▶ [THE PROBLEM]:
Copy every line that mentions the word "Cevap".

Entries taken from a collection
|---|

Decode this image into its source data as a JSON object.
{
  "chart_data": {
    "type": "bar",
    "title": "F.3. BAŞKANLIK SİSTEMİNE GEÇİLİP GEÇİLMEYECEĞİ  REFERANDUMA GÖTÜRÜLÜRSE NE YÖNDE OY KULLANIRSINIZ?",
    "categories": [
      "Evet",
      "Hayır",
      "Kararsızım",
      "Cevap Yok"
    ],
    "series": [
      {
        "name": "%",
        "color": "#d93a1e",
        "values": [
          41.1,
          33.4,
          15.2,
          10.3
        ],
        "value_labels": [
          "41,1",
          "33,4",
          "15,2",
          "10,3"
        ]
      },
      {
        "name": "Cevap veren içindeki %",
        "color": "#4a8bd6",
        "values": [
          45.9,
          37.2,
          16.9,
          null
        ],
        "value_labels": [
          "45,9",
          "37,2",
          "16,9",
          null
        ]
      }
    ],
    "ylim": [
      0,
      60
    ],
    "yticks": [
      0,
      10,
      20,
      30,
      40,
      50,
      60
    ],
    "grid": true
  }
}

|---|

▶ [ANSWER TO THE EXERCISE]:
      "Cevap Yok"
        "name": "Cevap veren içindeki %",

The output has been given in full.